▶ [TASK BRIEF]: All records must be quoted exactly. Omit the pictures.
*** EXTRACTED MATERIAL ***
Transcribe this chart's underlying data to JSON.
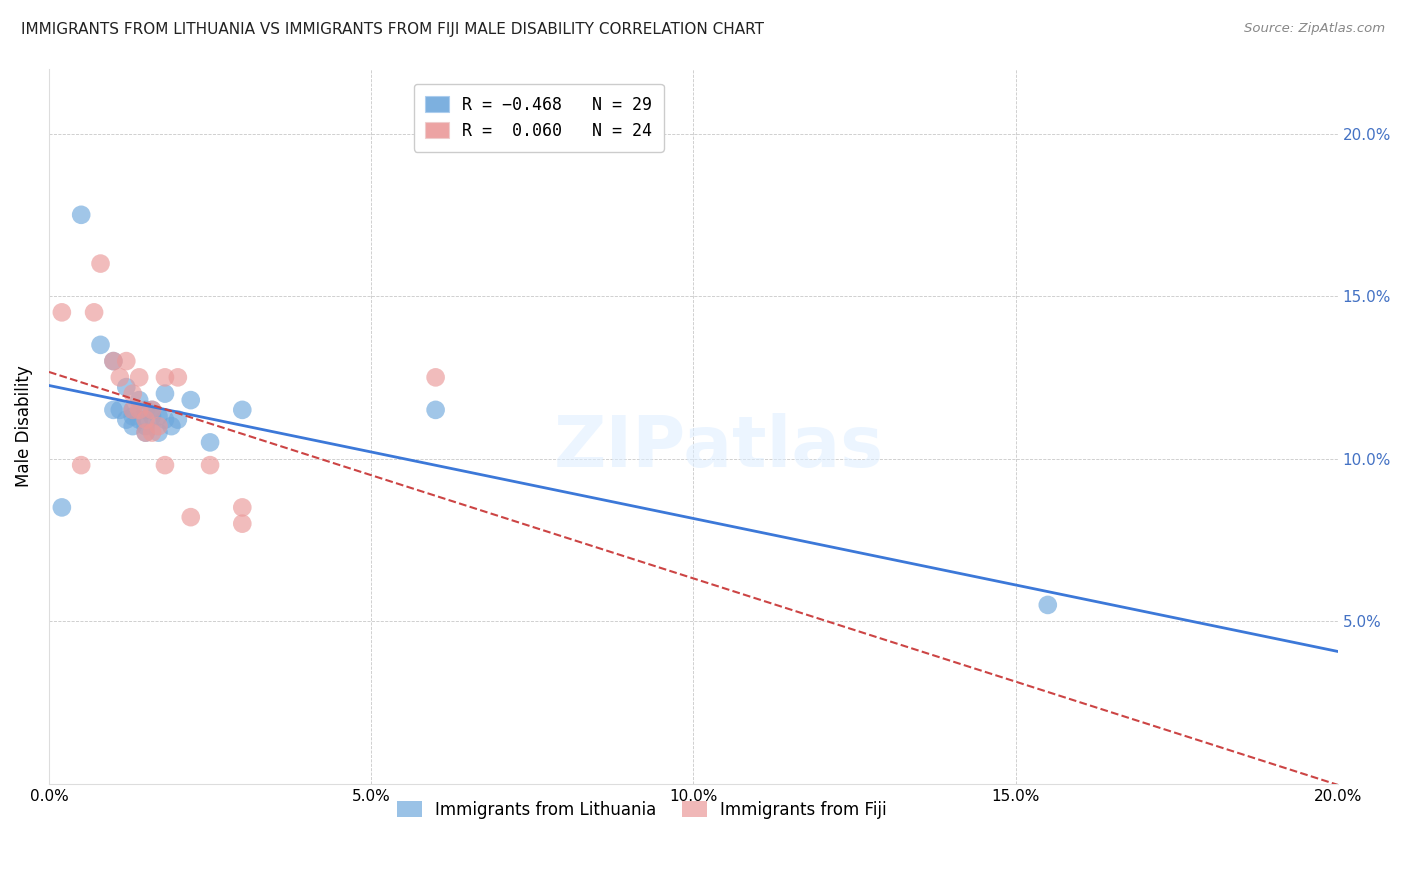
{
  "title": "IMMIGRANTS FROM LITHUANIA VS IMMIGRANTS FROM FIJI MALE DISABILITY CORRELATION CHART",
  "source": "Source: ZipAtlas.com",
  "ylabel": "Male Disability",
  "xlim": [
    0.0,
    0.2
  ],
  "ylim": [
    0.0,
    0.22
  ],
  "yticks": [
    0.0,
    0.05,
    0.1,
    0.15,
    0.2
  ],
  "xticks": [
    0.0,
    0.05,
    0.1,
    0.15,
    0.2
  ],
  "xtick_labels": [
    "0.0%",
    "5.0%",
    "10.0%",
    "15.0%",
    "20.0%"
  ],
  "ytick_labels_left": [
    "",
    "",
    "",
    "",
    ""
  ],
  "ytick_labels_right": [
    "",
    "5.0%",
    "10.0%",
    "15.0%",
    "20.0%"
  ],
  "color_lithuania": "#6fa8dc",
  "color_fiji": "#ea9999",
  "color_trendline_lithuania": "#3c78d8",
  "color_trendline_fiji": "#cc4444",
  "watermark": "ZIPatlas",
  "lithuania_x": [
    0.002,
    0.005,
    0.008,
    0.01,
    0.01,
    0.011,
    0.012,
    0.012,
    0.013,
    0.013,
    0.013,
    0.014,
    0.014,
    0.015,
    0.015,
    0.015,
    0.016,
    0.016,
    0.017,
    0.017,
    0.018,
    0.018,
    0.019,
    0.02,
    0.022,
    0.025,
    0.03,
    0.06,
    0.155
  ],
  "lithuania_y": [
    0.085,
    0.175,
    0.135,
    0.13,
    0.115,
    0.115,
    0.122,
    0.112,
    0.115,
    0.113,
    0.11,
    0.118,
    0.112,
    0.115,
    0.11,
    0.108,
    0.115,
    0.113,
    0.113,
    0.108,
    0.12,
    0.112,
    0.11,
    0.112,
    0.118,
    0.105,
    0.115,
    0.115,
    0.055
  ],
  "fiji_x": [
    0.002,
    0.005,
    0.007,
    0.008,
    0.01,
    0.011,
    0.012,
    0.013,
    0.013,
    0.014,
    0.014,
    0.015,
    0.015,
    0.016,
    0.016,
    0.017,
    0.018,
    0.018,
    0.02,
    0.022,
    0.025,
    0.03,
    0.03,
    0.06
  ],
  "fiji_y": [
    0.145,
    0.098,
    0.145,
    0.16,
    0.13,
    0.125,
    0.13,
    0.12,
    0.115,
    0.125,
    0.115,
    0.112,
    0.108,
    0.115,
    0.108,
    0.11,
    0.098,
    0.125,
    0.125,
    0.082,
    0.098,
    0.08,
    0.085,
    0.125
  ]
}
***
▶ [SOLUTION]:
Transcribe this chart's underlying data to JSON.
{
  "title": "IMMIGRANTS FROM LITHUANIA VS IMMIGRANTS FROM FIJI MALE DISABILITY CORRELATION CHART",
  "source": "Source: ZipAtlas.com",
  "ylabel": "Male Disability",
  "xlim": [
    0.0,
    0.2
  ],
  "ylim": [
    0.0,
    0.22
  ],
  "yticks": [
    0.0,
    0.05,
    0.1,
    0.15,
    0.2
  ],
  "xticks": [
    0.0,
    0.05,
    0.1,
    0.15,
    0.2
  ],
  "xtick_labels": [
    "0.0%",
    "5.0%",
    "10.0%",
    "15.0%",
    "20.0%"
  ],
  "ytick_labels_left": [
    "",
    "",
    "",
    "",
    ""
  ],
  "ytick_labels_right": [
    "",
    "5.0%",
    "10.0%",
    "15.0%",
    "20.0%"
  ],
  "color_lithuania": "#6fa8dc",
  "color_fiji": "#ea9999",
  "color_trendline_lithuania": "#3c78d8",
  "color_trendline_fiji": "#cc4444",
  "watermark": "ZIPatlas",
  "lithuania_x": [
    0.002,
    0.005,
    0.008,
    0.01,
    0.01,
    0.011,
    0.012,
    0.012,
    0.013,
    0.013,
    0.013,
    0.014,
    0.014,
    0.015,
    0.015,
    0.015,
    0.016,
    0.016,
    0.017,
    0.017,
    0.018,
    0.018,
    0.019,
    0.02,
    0.022,
    0.025,
    0.03,
    0.06,
    0.155
  ],
  "lithuania_y": [
    0.085,
    0.175,
    0.135,
    0.13,
    0.115,
    0.115,
    0.122,
    0.112,
    0.115,
    0.113,
    0.11,
    0.118,
    0.112,
    0.115,
    0.11,
    0.108,
    0.115,
    0.113,
    0.113,
    0.108,
    0.12,
    0.112,
    0.11,
    0.112,
    0.118,
    0.105,
    0.115,
    0.115,
    0.055
  ],
  "fiji_x": [
    0.002,
    0.005,
    0.007,
    0.008,
    0.01,
    0.011,
    0.012,
    0.013,
    0.013,
    0.014,
    0.014,
    0.015,
    0.015,
    0.016,
    0.016,
    0.017,
    0.018,
    0.018,
    0.02,
    0.022,
    0.025,
    0.03,
    0.03,
    0.06
  ],
  "fiji_y": [
    0.145,
    0.098,
    0.145,
    0.16,
    0.13,
    0.125,
    0.13,
    0.12,
    0.115,
    0.125,
    0.115,
    0.112,
    0.108,
    0.115,
    0.108,
    0.11,
    0.098,
    0.125,
    0.125,
    0.082,
    0.098,
    0.08,
    0.085,
    0.125
  ]
}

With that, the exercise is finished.